Work out how many lines of the listing hold the string "Pinelo", then answer with that number and nothing else.

■ ■ ■

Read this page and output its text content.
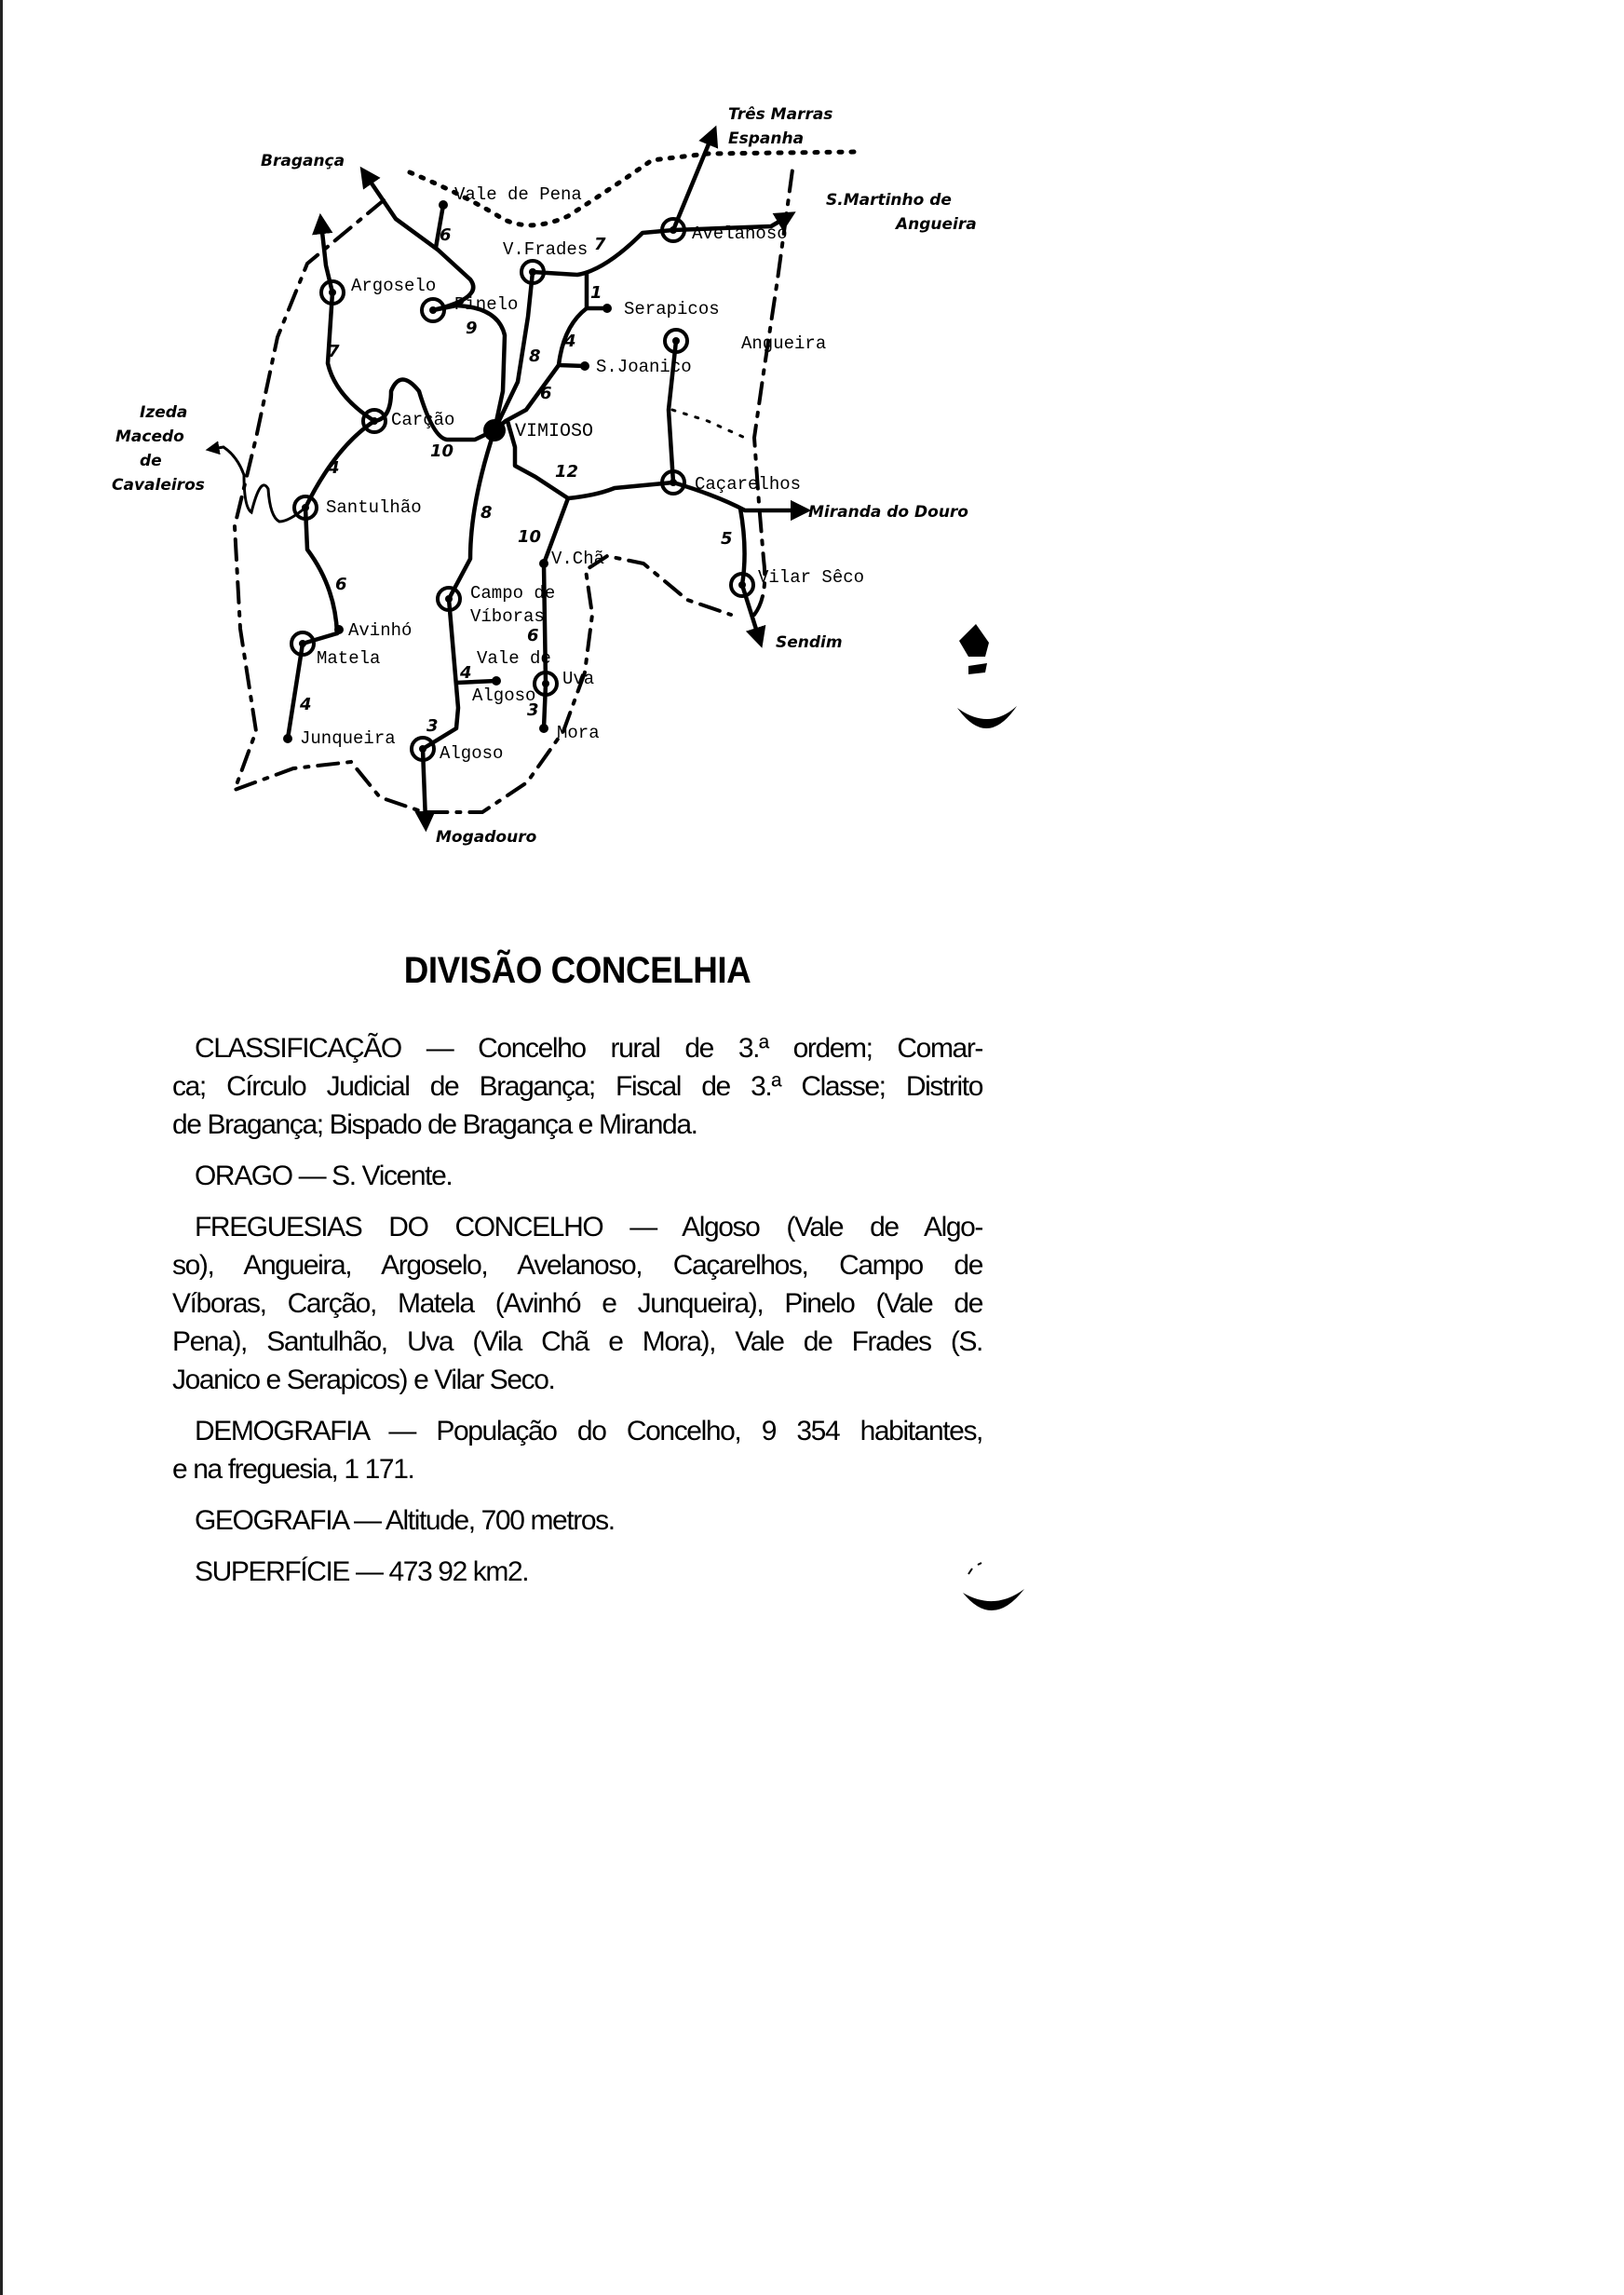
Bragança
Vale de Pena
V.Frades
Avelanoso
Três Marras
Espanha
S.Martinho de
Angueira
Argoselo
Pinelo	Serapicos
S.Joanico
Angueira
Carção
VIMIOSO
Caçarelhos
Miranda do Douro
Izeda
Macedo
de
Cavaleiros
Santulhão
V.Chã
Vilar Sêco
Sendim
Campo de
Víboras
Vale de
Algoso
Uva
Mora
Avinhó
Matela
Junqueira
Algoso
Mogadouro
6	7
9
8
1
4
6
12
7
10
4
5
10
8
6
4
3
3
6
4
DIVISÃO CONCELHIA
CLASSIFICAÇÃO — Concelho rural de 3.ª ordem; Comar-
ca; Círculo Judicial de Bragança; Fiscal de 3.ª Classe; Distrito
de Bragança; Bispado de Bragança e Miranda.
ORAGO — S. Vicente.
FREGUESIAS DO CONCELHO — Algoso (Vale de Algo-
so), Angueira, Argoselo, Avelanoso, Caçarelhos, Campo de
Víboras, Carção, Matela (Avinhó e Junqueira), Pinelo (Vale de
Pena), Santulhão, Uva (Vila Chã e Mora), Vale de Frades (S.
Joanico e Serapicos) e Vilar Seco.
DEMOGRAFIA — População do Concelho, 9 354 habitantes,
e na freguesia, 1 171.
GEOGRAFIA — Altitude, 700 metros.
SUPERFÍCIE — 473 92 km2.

■ ■ ■

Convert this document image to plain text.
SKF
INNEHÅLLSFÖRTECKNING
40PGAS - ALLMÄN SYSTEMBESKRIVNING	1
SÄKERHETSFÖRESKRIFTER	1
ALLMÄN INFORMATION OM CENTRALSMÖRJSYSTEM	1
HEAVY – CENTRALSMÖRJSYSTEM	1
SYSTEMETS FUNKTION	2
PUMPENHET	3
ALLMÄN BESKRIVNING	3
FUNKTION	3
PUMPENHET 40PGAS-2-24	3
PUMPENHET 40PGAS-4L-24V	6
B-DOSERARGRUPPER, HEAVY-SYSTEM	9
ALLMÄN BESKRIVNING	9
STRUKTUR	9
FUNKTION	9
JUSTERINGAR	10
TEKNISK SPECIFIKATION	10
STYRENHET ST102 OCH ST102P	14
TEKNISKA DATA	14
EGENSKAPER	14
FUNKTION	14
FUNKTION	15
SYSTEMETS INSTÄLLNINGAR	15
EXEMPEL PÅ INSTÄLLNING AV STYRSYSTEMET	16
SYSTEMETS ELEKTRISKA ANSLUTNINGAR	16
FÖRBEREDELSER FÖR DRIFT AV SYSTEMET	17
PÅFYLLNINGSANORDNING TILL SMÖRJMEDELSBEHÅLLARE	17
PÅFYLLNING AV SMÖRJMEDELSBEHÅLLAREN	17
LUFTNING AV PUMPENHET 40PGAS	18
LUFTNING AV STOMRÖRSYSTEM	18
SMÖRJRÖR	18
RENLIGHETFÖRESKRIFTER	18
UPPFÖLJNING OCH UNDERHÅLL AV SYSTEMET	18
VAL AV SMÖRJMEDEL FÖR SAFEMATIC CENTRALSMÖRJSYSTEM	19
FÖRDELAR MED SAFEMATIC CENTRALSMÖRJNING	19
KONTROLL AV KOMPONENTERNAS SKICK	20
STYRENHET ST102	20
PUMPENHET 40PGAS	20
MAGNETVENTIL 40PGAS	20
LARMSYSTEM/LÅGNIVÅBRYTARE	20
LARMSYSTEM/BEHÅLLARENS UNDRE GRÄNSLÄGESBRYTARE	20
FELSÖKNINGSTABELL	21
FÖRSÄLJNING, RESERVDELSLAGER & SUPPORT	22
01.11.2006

■ ■ ■

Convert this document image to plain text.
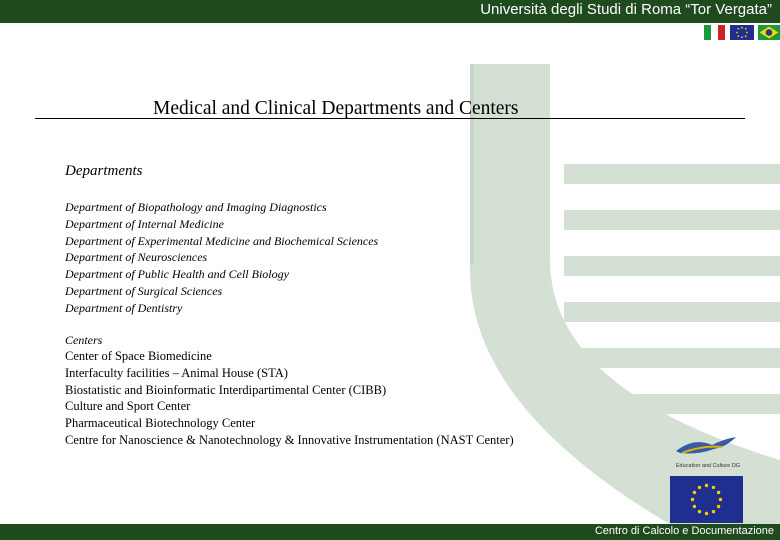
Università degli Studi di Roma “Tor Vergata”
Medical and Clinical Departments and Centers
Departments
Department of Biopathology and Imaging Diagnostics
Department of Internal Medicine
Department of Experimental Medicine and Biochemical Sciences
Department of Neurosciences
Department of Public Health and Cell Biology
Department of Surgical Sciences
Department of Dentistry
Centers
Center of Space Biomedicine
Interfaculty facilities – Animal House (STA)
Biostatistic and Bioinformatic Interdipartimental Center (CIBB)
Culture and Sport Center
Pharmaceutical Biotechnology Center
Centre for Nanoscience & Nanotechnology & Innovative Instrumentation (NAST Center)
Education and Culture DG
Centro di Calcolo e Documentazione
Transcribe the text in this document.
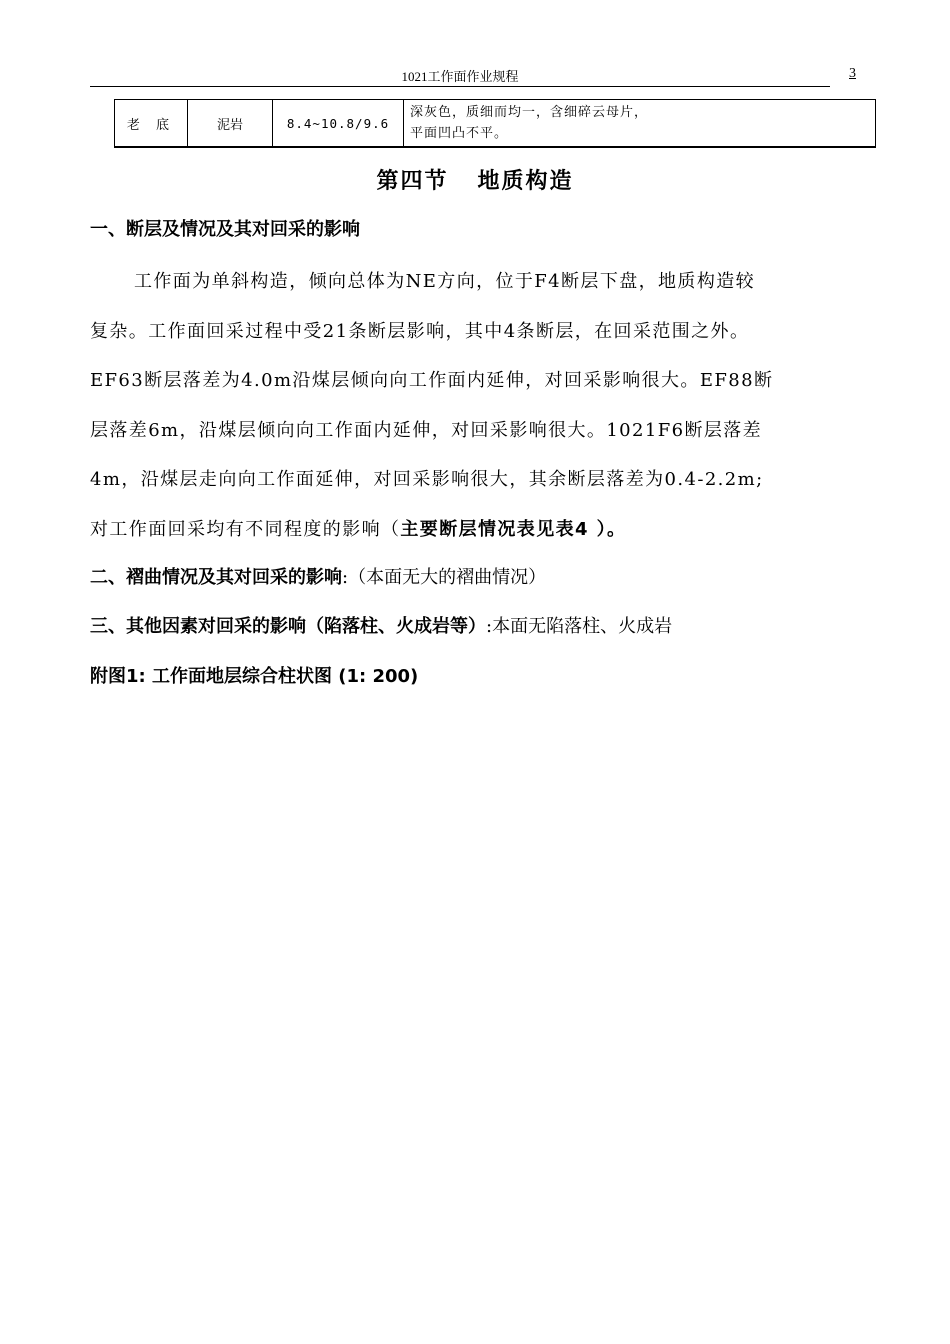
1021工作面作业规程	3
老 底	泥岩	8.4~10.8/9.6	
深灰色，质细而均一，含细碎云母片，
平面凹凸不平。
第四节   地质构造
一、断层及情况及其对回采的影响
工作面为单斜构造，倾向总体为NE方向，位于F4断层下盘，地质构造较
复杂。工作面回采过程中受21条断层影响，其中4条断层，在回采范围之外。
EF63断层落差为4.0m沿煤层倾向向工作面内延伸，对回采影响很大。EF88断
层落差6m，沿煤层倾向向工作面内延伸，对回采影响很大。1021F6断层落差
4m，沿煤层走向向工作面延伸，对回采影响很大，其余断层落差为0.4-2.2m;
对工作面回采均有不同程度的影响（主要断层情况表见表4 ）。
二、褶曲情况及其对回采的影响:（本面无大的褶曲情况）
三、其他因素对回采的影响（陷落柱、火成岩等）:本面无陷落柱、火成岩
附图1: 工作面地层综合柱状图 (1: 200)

■ ■ ■

**Result of the exercise**
2